Exercise prompt => Type out the complete listing below word for word, without its pictures.

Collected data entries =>
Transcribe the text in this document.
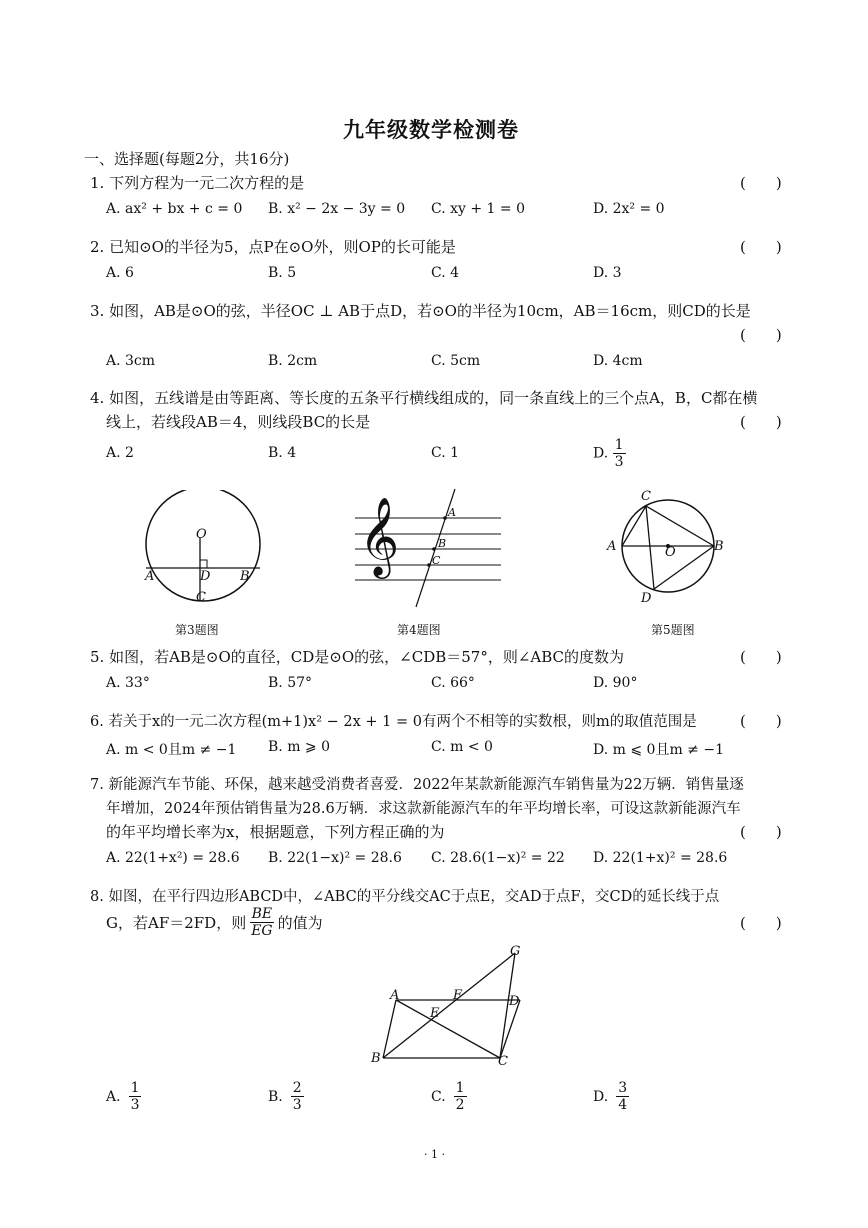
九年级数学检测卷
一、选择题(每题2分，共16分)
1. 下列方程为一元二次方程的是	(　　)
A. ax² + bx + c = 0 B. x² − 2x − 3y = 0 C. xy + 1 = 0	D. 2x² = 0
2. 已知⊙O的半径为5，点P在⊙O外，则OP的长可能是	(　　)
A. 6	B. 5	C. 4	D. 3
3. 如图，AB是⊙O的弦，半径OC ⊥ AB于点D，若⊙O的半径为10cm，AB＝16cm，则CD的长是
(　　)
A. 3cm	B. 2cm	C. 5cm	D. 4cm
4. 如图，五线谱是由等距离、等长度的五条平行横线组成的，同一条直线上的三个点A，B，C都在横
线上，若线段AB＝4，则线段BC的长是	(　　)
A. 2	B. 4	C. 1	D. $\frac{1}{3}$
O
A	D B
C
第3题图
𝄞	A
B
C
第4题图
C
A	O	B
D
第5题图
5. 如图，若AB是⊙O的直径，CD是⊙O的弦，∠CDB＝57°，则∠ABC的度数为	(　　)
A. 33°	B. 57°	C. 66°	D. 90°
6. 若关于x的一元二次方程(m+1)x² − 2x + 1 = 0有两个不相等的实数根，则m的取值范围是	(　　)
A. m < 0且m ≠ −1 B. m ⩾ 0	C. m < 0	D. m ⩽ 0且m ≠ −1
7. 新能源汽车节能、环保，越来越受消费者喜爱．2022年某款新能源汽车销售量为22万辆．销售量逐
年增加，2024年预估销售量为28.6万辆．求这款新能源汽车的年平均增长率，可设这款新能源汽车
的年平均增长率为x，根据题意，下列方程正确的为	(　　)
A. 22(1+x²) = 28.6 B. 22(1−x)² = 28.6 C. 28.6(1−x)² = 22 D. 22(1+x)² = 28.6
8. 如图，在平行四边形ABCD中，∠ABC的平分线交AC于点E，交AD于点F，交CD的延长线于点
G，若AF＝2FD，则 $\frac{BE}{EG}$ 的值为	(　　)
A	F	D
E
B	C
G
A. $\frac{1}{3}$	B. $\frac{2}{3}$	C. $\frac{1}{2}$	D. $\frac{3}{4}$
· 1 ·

Response to the task =>
Transcribe the text in this document.
九年级数学检测卷
一、选择题(每题2分，共16分)
1. 下列方程为一元二次方程的是	(　　)
A. ax² + bx + c = 0 B. x² − 2x − 3y = 0 C. xy + 1 = 0	D. 2x² = 0
2. 已知⊙O的半径为5，点P在⊙O外，则OP的长可能是	(　　)
A. 6	B. 5	C. 4	D. 3
3. 如图，AB是⊙O的弦，半径OC ⊥ AB于点D，若⊙O的半径为10cm，AB＝16cm，则CD的长是
(　　)
A. 3cm	B. 2cm	C. 5cm	D. 4cm
4. 如图，五线谱是由等距离、等长度的五条平行横线组成的，同一条直线上的三个点A，B，C都在横
线上，若线段AB＝4，则线段BC的长是	(　　)
A. 2	B. 4	C. 1	D. $\frac{1}{3}$
O
A	D B
C
第3题图
𝄞	A
B
C
第4题图
C
A	O	B
D
第5题图
5. 如图，若AB是⊙O的直径，CD是⊙O的弦，∠CDB＝57°，则∠ABC的度数为	(　　)
A. 33°	B. 57°	C. 66°	D. 90°
6. 若关于x的一元二次方程(m+1)x² − 2x + 1 = 0有两个不相等的实数根，则m的取值范围是	(　　)
A. m < 0且m ≠ −1 B. m ⩾ 0	C. m < 0	D. m ⩽ 0且m ≠ −1
7. 新能源汽车节能、环保，越来越受消费者喜爱．2022年某款新能源汽车销售量为22万辆．销售量逐
年增加，2024年预估销售量为28.6万辆．求这款新能源汽车的年平均增长率，可设这款新能源汽车
的年平均增长率为x，根据题意，下列方程正确的为	(　　)
A. 22(1+x²) = 28.6 B. 22(1−x)² = 28.6 C. 28.6(1−x)² = 22 D. 22(1+x)² = 28.6
8. 如图，在平行四边形ABCD中，∠ABC的平分线交AC于点E，交AD于点F，交CD的延长线于点
G，若AF＝2FD，则 $\frac{BE}{EG}$ 的值为	(　　)
A	F	D
E
B	C
G
A. $\frac{1}{3}$	B. $\frac{2}{3}$	C. $\frac{1}{2}$	D. $\frac{3}{4}$
· 1 ·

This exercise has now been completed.